Output all lines exactly.

--- start Supplied material ---

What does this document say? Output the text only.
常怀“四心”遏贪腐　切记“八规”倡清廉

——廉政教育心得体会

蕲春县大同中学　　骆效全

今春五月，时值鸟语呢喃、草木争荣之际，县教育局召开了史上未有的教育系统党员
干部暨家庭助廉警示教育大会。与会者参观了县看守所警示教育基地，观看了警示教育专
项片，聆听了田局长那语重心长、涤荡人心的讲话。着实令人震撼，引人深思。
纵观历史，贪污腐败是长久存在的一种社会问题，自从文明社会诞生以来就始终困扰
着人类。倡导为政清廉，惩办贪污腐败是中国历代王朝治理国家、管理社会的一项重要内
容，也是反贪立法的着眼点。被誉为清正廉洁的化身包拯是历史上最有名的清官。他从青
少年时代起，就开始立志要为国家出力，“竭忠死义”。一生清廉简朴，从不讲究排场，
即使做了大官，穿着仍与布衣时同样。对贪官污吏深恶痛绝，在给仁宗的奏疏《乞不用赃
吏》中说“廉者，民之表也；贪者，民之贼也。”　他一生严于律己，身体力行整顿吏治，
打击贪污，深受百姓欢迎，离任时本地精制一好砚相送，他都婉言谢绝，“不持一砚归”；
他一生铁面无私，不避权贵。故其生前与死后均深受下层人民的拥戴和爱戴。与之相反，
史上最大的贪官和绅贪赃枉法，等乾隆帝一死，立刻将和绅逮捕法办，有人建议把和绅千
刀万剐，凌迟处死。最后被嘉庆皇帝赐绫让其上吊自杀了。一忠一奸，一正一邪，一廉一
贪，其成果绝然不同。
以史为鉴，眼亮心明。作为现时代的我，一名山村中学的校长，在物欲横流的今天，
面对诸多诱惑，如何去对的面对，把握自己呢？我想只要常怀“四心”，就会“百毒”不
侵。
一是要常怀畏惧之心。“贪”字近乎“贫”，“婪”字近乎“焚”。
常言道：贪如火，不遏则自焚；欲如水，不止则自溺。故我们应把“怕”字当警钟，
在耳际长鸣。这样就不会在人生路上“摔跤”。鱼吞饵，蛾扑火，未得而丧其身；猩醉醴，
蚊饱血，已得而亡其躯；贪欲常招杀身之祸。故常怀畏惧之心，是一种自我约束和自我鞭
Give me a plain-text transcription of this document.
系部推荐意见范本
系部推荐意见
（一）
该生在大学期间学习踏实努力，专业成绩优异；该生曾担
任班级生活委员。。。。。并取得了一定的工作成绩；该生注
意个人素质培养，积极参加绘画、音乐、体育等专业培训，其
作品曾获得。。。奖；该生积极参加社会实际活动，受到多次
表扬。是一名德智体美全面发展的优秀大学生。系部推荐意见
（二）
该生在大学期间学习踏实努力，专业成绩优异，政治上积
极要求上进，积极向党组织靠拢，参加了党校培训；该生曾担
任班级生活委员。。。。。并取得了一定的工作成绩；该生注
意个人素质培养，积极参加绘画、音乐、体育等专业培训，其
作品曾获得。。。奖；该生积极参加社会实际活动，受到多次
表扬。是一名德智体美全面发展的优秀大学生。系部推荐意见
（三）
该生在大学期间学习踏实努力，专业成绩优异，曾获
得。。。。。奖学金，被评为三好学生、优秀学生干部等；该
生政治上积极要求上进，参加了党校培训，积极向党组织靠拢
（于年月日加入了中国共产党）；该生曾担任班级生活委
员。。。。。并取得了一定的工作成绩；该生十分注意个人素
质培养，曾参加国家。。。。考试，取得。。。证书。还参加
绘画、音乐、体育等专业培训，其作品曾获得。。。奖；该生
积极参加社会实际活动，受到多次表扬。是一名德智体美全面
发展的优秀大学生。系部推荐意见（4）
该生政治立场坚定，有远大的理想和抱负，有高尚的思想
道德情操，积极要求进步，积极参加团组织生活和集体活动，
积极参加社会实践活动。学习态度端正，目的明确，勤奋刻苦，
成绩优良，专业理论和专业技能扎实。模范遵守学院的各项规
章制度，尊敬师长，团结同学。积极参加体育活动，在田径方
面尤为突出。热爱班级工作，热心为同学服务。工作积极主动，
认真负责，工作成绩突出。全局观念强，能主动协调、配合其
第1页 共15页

--- end Supplied material ---

# Output of the task
What does this document say? Output the text only.
常怀“四心”遏贪腐　切记“八规”倡清廉

——廉政教育心得体会

蕲春县大同中学　　骆效全

今春五月，时值鸟语呢喃、草木争荣之际，县教育局召开了史上未有的教育系统党员
干部暨家庭助廉警示教育大会。与会者参观了县看守所警示教育基地，观看了警示教育专
项片，聆听了田局长那语重心长、涤荡人心的讲话。着实令人震撼，引人深思。
纵观历史，贪污腐败是长久存在的一种社会问题，自从文明社会诞生以来就始终困扰
着人类。倡导为政清廉，惩办贪污腐败是中国历代王朝治理国家、管理社会的一项重要内
容，也是反贪立法的着眼点。被誉为清正廉洁的化身包拯是历史上最有名的清官。他从青
少年时代起，就开始立志要为国家出力，“竭忠死义”。一生清廉简朴，从不讲究排场，
即使做了大官，穿着仍与布衣时同样。对贪官污吏深恶痛绝，在给仁宗的奏疏《乞不用赃
吏》中说“廉者，民之表也；贪者，民之贼也。”　他一生严于律己，身体力行整顿吏治，
打击贪污，深受百姓欢迎，离任时本地精制一好砚相送，他都婉言谢绝，“不持一砚归”；
他一生铁面无私，不避权贵。故其生前与死后均深受下层人民的拥戴和爱戴。与之相反，
史上最大的贪官和绅贪赃枉法，等乾隆帝一死，立刻将和绅逮捕法办，有人建议把和绅千
刀万剐，凌迟处死。最后被嘉庆皇帝赐绫让其上吊自杀了。一忠一奸，一正一邪，一廉一
贪，其成果绝然不同。
以史为鉴，眼亮心明。作为现时代的我，一名山村中学的校长，在物欲横流的今天，
面对诸多诱惑，如何去对的面对，把握自己呢？我想只要常怀“四心”，就会“百毒”不
侵。
一是要常怀畏惧之心。“贪”字近乎“贫”，“婪”字近乎“焚”。
常言道：贪如火，不遏则自焚；欲如水，不止则自溺。故我们应把“怕”字当警钟，
在耳际长鸣。这样就不会在人生路上“摔跤”。鱼吞饵，蛾扑火，未得而丧其身；猩醉醴，
蚊饱血，已得而亡其躯；贪欲常招杀身之祸。故常怀畏惧之心，是一种自我约束和自我鞭
Give me a plain-text transcription of this document.
系部推荐意见范本
系部推荐意见
（一）
该生在大学期间学习踏实努力，专业成绩优异；该生曾担
任班级生活委员。。。。。并取得了一定的工作成绩；该生注
意个人素质培养，积极参加绘画、音乐、体育等专业培训，其
作品曾获得。。。奖；该生积极参加社会实际活动，受到多次
表扬。是一名德智体美全面发展的优秀大学生。系部推荐意见
（二）
该生在大学期间学习踏实努力，专业成绩优异，政治上积
极要求上进，积极向党组织靠拢，参加了党校培训；该生曾担
任班级生活委员。。。。。并取得了一定的工作成绩；该生注
意个人素质培养，积极参加绘画、音乐、体育等专业培训，其
作品曾获得。。。奖；该生积极参加社会实际活动，受到多次
表扬。是一名德智体美全面发展的优秀大学生。系部推荐意见
（三）
该生在大学期间学习踏实努力，专业成绩优异，曾获
得。。。。。奖学金，被评为三好学生、优秀学生干部等；该
生政治上积极要求上进，参加了党校培训，积极向党组织靠拢
（于年月日加入了中国共产党）；该生曾担任班级生活委
员。。。。。并取得了一定的工作成绩；该生十分注意个人素
质培养，曾参加国家。。。。考试，取得。。。证书。还参加
绘画、音乐、体育等专业培训，其作品曾获得。。。奖；该生
积极参加社会实际活动，受到多次表扬。是一名德智体美全面
发展的优秀大学生。系部推荐意见（4）
该生政治立场坚定，有远大的理想和抱负，有高尚的思想
道德情操，积极要求进步，积极参加团组织生活和集体活动，
积极参加社会实践活动。学习态度端正，目的明确，勤奋刻苦，
成绩优良，专业理论和专业技能扎实。模范遵守学院的各项规
章制度，尊敬师长，团结同学。积极参加体育活动，在田径方
面尤为突出。热爱班级工作，热心为同学服务。工作积极主动，
认真负责，工作成绩突出。全局观念强，能主动协调、配合其
第1页 共15页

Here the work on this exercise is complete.